▸ What this task involves
Go through the records line by line and work out how many lines hold the word "series". Answer with the number only.

▸ Extracted data
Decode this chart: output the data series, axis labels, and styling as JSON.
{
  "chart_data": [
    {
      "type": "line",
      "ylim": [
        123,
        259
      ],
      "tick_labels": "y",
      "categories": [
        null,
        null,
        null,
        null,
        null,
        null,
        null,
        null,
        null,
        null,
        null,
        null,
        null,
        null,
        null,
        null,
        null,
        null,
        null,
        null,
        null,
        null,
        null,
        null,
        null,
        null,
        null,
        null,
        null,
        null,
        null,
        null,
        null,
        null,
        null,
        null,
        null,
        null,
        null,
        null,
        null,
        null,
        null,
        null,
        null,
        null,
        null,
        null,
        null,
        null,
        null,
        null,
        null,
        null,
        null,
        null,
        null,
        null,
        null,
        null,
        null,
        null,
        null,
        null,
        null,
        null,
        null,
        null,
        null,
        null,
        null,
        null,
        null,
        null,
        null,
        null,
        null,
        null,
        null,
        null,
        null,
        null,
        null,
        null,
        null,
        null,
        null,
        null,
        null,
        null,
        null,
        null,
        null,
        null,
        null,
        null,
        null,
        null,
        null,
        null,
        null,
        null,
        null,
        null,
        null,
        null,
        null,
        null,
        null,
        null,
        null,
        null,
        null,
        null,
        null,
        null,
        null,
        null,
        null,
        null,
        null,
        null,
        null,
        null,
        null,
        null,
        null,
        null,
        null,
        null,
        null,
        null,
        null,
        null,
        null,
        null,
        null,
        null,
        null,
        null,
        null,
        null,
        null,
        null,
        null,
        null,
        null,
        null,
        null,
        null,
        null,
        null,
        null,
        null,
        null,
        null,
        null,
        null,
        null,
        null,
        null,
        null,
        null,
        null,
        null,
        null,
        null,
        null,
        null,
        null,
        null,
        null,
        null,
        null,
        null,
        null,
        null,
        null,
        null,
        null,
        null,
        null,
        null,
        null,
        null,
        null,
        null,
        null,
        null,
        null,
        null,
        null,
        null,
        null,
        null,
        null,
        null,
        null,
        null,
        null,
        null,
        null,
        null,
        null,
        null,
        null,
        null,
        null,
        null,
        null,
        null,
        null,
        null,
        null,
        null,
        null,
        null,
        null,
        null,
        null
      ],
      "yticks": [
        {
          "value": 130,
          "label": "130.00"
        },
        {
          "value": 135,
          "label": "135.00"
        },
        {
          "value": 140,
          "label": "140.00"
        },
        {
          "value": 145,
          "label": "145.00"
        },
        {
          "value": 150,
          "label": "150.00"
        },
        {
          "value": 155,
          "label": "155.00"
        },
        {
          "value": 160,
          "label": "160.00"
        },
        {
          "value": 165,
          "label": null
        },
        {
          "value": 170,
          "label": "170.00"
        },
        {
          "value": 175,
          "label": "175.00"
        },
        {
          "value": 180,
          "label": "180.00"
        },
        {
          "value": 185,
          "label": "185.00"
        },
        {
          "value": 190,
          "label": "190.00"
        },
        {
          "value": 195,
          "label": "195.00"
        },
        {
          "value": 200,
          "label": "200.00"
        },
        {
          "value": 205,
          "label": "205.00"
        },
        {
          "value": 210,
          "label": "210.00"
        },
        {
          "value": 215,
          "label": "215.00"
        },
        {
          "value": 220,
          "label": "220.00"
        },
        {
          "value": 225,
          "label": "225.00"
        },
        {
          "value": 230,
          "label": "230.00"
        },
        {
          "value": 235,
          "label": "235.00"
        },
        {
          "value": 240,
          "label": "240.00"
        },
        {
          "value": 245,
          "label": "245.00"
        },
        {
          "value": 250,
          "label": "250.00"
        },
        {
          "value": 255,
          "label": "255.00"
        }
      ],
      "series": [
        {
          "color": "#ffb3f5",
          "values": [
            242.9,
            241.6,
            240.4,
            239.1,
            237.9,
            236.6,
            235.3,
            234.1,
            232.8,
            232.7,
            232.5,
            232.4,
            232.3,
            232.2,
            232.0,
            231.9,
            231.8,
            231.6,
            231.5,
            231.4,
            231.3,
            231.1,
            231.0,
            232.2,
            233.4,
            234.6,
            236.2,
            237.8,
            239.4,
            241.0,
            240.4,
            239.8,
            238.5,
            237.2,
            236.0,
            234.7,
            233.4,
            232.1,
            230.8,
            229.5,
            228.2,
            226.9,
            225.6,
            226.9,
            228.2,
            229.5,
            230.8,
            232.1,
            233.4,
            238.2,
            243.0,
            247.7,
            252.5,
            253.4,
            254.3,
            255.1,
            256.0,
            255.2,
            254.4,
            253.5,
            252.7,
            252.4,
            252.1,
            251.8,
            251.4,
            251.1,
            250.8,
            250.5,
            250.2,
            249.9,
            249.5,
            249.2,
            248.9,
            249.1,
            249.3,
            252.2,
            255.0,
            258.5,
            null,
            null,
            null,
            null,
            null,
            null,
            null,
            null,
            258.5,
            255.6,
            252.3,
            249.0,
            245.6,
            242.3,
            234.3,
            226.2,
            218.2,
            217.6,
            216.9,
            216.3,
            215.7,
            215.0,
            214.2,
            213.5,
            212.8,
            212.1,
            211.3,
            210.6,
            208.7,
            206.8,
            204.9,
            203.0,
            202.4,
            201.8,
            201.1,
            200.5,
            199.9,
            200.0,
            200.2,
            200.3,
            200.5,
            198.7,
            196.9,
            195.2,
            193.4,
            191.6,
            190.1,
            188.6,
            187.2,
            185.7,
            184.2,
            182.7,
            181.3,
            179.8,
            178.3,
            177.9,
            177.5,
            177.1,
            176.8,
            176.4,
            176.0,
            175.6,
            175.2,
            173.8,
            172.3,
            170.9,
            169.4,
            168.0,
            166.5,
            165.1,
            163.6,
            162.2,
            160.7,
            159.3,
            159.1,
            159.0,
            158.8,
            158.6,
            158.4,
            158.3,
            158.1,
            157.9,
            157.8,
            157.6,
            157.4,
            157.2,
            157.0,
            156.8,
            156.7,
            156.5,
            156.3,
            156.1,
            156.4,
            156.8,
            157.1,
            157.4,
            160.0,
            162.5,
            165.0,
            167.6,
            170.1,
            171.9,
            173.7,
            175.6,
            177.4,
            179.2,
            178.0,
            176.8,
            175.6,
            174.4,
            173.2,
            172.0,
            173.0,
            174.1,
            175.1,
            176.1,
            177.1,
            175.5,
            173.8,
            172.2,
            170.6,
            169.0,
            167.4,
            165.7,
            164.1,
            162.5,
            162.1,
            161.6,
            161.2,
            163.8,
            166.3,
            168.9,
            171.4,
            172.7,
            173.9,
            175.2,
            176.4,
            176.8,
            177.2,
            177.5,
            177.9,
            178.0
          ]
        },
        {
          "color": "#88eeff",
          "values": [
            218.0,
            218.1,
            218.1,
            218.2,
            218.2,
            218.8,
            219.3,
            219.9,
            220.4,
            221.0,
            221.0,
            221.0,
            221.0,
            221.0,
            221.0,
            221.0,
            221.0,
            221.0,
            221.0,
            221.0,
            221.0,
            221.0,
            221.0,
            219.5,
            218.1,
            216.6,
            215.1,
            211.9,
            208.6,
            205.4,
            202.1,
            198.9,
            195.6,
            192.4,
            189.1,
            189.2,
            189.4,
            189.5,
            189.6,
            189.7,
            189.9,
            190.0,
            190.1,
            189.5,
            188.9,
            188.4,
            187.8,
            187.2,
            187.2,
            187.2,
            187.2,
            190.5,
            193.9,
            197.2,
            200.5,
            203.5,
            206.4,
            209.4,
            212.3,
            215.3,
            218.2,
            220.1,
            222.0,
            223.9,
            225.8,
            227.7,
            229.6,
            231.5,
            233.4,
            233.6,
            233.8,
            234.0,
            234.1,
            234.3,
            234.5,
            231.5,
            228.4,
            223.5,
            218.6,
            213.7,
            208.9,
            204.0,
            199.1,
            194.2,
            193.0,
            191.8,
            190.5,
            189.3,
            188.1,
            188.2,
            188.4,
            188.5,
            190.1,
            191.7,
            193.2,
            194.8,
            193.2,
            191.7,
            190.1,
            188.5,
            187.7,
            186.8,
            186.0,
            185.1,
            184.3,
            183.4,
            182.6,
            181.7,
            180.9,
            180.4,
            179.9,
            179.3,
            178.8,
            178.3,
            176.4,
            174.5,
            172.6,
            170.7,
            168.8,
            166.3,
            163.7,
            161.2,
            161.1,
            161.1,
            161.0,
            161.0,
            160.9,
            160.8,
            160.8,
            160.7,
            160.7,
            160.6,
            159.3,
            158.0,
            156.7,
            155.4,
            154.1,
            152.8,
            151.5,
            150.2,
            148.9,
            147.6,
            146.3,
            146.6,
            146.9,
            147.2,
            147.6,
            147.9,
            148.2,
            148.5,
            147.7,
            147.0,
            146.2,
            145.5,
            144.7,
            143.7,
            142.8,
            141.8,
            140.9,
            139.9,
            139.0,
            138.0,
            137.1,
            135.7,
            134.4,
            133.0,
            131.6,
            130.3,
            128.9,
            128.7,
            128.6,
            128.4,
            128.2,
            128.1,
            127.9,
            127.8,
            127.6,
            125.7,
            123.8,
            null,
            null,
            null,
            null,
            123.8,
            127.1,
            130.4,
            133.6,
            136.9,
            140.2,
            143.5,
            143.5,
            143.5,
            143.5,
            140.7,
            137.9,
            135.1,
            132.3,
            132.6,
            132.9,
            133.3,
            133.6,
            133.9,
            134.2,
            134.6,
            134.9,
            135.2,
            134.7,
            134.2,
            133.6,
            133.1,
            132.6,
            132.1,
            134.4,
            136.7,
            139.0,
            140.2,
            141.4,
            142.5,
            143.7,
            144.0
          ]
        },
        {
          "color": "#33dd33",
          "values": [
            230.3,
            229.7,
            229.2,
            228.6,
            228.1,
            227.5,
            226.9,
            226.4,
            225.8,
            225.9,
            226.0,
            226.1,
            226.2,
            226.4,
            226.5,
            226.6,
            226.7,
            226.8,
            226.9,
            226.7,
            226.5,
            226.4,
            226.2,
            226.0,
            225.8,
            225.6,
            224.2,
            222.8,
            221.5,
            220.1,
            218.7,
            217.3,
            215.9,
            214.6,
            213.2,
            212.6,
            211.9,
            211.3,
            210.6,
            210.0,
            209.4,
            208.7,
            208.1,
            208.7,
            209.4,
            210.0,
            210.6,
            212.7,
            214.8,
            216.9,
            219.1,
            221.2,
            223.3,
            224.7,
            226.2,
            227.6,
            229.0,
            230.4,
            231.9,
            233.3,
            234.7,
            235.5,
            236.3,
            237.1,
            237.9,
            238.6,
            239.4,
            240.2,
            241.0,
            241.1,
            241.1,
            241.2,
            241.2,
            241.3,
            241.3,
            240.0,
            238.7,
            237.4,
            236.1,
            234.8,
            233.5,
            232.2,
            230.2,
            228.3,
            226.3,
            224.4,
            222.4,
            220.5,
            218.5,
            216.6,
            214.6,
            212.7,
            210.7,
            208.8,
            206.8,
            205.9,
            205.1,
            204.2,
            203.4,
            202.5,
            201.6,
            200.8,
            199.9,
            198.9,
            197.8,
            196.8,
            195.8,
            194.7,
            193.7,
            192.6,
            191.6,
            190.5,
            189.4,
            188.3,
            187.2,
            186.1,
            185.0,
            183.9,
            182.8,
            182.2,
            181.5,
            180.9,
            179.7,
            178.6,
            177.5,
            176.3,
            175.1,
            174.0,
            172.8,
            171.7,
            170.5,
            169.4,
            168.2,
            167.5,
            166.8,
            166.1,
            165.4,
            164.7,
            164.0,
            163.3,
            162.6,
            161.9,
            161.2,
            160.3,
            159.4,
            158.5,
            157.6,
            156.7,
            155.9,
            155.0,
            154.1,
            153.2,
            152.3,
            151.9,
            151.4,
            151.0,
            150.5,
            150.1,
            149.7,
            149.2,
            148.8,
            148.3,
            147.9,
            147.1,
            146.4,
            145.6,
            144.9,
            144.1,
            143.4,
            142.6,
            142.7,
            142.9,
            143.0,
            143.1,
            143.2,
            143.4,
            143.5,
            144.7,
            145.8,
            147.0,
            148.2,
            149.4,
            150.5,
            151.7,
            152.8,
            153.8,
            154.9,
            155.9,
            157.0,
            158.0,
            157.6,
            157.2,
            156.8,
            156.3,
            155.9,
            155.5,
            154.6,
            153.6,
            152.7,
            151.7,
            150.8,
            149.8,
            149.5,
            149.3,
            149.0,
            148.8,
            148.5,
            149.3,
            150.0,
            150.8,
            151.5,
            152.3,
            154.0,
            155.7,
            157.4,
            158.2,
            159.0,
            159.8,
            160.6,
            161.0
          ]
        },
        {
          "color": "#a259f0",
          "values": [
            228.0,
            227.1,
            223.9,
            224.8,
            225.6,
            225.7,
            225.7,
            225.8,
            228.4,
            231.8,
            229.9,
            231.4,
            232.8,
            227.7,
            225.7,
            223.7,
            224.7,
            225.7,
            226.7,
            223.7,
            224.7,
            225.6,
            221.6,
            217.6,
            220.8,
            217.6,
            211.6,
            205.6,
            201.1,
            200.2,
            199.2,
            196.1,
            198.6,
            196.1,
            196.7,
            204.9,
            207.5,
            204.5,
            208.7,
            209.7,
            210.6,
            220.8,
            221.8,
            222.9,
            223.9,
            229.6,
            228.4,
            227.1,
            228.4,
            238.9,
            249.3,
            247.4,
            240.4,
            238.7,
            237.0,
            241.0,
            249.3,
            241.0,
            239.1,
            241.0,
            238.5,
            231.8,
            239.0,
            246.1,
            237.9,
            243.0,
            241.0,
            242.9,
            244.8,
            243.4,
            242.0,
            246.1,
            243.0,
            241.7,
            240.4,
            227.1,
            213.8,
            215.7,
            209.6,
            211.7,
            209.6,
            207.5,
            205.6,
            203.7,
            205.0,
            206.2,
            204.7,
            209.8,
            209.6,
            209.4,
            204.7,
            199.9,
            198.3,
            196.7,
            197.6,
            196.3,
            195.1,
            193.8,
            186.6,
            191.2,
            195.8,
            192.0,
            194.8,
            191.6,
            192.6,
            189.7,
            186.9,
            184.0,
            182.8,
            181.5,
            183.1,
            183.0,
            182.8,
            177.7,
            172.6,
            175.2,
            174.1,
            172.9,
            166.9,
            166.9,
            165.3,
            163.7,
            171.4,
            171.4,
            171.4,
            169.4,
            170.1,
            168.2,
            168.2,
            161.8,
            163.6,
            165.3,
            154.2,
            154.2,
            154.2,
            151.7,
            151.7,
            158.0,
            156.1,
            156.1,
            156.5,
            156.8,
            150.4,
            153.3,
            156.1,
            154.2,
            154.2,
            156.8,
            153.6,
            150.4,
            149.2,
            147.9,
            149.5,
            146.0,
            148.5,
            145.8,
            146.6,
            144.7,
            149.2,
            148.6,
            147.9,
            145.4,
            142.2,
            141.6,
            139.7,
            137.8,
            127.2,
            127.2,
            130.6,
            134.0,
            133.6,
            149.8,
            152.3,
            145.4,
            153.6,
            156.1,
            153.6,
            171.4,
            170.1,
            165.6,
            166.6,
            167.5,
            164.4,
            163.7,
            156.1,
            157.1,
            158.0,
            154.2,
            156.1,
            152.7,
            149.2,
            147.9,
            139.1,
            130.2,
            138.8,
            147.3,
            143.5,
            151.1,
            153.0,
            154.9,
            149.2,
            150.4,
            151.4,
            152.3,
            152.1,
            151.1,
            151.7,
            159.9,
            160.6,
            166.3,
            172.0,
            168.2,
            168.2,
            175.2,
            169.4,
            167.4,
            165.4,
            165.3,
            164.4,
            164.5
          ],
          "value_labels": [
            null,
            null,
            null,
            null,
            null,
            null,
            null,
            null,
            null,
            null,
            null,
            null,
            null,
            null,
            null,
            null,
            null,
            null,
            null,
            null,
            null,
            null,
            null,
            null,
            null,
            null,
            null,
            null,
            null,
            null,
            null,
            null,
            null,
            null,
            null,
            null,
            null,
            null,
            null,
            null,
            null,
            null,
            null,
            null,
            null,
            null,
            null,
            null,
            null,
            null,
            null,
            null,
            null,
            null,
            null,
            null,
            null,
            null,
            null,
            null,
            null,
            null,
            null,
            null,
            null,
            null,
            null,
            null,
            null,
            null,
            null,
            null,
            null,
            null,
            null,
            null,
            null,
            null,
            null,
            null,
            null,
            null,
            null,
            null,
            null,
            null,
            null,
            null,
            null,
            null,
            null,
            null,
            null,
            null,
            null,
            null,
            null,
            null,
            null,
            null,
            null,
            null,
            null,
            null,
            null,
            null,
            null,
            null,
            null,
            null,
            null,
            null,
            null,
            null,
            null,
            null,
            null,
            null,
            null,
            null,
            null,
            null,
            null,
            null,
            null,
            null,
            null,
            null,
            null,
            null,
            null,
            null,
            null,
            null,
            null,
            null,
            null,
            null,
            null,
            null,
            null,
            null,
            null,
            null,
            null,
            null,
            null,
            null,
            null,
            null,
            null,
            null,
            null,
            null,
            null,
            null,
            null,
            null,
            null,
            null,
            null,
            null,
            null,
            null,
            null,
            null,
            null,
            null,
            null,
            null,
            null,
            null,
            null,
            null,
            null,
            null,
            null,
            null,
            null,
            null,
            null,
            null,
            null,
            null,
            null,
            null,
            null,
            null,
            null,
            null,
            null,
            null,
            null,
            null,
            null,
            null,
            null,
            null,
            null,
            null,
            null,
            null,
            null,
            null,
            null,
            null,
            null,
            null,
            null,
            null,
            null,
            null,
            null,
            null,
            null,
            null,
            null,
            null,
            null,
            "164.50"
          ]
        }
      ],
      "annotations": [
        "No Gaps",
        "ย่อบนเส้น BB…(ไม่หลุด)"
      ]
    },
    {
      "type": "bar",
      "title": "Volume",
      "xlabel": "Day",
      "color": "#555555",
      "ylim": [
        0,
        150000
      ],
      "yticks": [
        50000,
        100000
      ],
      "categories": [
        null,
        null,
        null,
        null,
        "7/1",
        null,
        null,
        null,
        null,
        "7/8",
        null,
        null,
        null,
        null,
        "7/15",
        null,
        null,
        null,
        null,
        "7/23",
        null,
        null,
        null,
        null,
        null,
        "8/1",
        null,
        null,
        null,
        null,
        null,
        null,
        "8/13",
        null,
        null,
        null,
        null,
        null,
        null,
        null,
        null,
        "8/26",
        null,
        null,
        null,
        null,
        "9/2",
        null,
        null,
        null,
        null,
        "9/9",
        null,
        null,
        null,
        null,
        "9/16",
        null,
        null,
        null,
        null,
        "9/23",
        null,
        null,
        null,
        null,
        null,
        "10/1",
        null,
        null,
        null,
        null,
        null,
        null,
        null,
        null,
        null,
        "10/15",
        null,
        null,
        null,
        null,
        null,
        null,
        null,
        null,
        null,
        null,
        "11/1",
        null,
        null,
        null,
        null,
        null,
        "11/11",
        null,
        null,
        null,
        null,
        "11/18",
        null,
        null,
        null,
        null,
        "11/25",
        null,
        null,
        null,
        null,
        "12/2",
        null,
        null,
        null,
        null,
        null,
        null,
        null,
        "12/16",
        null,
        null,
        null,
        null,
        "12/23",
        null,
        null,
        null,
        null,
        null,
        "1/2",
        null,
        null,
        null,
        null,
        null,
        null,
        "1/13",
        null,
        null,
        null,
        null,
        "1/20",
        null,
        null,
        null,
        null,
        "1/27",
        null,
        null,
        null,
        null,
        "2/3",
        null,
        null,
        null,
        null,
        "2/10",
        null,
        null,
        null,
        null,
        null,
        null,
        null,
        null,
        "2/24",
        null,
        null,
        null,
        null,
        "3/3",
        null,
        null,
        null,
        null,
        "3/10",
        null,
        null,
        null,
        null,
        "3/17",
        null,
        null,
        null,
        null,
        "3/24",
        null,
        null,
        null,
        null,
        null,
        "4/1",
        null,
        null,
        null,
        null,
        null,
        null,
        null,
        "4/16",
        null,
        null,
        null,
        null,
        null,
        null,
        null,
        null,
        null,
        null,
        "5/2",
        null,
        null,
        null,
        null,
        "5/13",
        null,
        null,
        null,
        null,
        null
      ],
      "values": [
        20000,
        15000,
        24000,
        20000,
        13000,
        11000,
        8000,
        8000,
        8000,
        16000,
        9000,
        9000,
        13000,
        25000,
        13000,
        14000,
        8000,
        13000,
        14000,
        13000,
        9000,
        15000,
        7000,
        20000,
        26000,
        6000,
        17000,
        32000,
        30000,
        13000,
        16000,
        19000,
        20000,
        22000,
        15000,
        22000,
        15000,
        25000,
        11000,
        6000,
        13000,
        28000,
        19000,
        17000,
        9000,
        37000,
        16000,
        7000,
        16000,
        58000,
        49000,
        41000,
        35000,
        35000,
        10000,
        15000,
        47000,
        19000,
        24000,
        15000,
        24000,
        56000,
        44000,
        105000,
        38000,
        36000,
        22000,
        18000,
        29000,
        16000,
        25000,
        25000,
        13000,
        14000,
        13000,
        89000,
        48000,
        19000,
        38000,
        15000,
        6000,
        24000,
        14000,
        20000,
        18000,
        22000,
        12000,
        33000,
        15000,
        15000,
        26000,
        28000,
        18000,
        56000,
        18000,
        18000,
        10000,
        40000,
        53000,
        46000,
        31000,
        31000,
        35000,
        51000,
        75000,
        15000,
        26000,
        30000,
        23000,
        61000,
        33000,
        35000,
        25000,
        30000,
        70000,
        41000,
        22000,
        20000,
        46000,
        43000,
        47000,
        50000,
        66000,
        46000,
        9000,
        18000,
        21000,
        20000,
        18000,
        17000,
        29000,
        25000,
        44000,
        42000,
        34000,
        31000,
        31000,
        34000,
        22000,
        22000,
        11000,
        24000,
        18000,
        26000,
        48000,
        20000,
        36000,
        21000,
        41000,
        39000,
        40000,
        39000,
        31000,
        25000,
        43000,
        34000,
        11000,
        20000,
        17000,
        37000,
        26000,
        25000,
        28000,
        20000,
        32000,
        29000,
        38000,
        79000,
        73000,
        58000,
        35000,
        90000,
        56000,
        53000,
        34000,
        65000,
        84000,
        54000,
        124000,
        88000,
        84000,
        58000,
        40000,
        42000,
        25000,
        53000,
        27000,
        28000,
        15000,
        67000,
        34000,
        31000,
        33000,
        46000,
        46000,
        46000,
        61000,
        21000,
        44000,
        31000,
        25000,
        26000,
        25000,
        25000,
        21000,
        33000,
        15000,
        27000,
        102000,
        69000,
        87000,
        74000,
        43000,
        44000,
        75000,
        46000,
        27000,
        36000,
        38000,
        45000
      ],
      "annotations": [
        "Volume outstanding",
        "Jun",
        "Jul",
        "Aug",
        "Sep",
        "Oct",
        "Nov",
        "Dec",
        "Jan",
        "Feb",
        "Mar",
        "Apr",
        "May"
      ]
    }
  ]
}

▸ Result below
2